Dataset items:
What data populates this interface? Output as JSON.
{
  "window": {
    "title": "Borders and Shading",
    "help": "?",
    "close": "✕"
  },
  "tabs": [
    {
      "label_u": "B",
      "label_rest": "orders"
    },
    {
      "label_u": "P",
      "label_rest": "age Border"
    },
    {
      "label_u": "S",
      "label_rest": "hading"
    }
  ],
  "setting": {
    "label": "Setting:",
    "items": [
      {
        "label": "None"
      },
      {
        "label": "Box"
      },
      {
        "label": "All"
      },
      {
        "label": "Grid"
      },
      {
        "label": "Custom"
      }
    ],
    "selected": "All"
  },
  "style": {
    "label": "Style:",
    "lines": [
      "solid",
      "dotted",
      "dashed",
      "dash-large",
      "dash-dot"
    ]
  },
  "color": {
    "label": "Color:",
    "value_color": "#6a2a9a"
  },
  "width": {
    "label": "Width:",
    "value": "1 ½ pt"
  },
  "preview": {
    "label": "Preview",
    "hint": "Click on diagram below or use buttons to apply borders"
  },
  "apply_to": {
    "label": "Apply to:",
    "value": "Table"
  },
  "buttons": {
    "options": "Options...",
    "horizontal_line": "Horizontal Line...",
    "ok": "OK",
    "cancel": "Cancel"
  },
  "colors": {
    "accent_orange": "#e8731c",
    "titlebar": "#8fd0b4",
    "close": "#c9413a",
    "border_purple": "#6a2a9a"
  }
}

= Written task =
Provide only the number of lines in the records containing the string "buttons".

= Output of the exercise =
2